### Data for this exercise
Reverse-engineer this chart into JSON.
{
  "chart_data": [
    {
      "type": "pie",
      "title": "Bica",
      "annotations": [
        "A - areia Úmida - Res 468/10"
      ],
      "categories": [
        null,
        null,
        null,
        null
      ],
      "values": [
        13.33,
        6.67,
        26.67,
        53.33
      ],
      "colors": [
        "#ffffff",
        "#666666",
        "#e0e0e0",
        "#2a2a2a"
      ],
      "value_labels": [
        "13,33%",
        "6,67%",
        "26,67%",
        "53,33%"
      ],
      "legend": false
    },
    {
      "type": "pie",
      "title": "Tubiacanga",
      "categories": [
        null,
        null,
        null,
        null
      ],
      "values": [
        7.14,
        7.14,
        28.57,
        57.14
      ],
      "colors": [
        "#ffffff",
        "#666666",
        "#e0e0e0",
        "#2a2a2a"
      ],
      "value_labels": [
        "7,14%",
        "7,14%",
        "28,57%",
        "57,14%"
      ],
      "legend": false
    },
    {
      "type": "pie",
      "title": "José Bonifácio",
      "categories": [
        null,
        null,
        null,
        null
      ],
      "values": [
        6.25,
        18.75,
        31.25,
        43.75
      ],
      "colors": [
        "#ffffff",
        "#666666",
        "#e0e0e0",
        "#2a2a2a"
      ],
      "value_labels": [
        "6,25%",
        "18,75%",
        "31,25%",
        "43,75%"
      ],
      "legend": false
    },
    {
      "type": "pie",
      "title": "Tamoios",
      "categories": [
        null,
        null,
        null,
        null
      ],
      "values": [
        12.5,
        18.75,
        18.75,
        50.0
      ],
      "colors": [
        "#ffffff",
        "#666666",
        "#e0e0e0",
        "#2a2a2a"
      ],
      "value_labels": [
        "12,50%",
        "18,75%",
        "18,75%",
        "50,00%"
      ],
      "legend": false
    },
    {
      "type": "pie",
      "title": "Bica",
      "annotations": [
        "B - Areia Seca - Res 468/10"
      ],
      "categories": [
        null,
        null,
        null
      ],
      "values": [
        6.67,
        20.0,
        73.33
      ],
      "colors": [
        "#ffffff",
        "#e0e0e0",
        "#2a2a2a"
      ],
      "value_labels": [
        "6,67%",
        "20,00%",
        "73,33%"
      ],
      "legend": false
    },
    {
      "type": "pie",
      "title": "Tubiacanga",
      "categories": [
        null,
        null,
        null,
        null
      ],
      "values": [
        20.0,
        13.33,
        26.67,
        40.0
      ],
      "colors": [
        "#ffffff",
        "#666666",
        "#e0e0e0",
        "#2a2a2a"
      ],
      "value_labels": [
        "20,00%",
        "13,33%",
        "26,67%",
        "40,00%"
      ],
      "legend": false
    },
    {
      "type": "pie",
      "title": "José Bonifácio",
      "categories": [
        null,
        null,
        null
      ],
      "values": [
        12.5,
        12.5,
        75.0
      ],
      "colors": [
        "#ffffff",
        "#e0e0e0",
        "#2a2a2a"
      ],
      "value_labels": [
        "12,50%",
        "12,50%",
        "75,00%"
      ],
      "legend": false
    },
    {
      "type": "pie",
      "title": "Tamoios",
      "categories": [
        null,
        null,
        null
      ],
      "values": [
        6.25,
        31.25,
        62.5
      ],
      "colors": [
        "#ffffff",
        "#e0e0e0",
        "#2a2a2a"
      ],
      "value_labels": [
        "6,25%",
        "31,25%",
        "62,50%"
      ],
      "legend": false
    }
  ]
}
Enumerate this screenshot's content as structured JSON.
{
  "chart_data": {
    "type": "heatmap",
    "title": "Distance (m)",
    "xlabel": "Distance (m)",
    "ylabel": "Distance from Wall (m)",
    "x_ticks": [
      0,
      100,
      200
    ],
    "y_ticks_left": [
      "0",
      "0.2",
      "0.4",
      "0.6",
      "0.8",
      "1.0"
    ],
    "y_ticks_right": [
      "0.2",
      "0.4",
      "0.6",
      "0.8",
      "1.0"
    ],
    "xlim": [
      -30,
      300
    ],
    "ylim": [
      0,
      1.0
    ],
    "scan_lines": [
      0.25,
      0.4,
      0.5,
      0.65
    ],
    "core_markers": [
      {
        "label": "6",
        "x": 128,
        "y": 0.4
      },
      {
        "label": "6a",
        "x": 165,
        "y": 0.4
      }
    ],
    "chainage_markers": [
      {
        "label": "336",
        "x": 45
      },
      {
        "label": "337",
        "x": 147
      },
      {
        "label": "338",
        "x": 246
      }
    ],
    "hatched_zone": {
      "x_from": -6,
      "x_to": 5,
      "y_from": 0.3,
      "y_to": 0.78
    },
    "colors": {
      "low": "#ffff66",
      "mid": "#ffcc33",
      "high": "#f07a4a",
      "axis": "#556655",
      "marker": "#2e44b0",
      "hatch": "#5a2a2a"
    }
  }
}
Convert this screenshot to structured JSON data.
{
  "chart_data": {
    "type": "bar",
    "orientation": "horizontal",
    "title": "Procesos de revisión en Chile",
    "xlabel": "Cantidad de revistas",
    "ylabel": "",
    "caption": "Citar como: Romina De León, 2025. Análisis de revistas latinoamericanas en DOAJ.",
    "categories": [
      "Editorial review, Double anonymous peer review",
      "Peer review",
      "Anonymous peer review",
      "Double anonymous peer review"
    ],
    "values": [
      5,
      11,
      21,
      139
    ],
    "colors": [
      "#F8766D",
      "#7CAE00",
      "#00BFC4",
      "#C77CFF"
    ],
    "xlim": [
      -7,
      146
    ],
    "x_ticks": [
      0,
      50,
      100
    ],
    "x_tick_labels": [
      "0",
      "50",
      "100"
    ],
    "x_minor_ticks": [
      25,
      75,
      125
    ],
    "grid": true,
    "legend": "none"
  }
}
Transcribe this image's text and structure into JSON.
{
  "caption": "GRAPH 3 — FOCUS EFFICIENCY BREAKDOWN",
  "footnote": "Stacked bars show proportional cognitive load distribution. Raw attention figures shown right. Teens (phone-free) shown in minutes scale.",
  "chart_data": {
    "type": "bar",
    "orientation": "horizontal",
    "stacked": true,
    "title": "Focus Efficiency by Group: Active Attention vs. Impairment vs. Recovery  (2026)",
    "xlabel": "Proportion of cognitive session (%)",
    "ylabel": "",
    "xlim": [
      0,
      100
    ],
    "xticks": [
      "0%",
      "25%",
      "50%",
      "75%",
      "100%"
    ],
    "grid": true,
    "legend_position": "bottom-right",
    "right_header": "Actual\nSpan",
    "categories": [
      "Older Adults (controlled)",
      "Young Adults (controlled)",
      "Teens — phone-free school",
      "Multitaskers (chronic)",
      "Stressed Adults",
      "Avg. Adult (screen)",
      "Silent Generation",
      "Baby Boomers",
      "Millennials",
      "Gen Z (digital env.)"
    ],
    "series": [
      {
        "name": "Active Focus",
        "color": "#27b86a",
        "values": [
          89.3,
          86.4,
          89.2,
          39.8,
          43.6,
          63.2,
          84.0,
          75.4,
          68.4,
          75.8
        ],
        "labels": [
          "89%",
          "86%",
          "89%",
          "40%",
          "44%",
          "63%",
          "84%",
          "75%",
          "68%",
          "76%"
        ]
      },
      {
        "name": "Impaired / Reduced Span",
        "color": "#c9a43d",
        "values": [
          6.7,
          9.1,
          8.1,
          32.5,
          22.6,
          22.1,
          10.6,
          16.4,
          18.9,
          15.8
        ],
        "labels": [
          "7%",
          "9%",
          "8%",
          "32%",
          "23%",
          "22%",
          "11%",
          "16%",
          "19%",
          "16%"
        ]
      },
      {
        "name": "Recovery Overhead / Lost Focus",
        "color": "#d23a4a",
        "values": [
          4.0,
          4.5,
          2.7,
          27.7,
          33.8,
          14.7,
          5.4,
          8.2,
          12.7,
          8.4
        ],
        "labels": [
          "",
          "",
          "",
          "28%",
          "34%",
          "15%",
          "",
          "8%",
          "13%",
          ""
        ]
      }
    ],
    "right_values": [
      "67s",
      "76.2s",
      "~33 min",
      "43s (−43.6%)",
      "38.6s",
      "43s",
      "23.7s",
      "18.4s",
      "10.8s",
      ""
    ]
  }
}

### Requirement
Across the material above, how many lines include the string "phone"? Only the number is wanted.

### Result of this task
2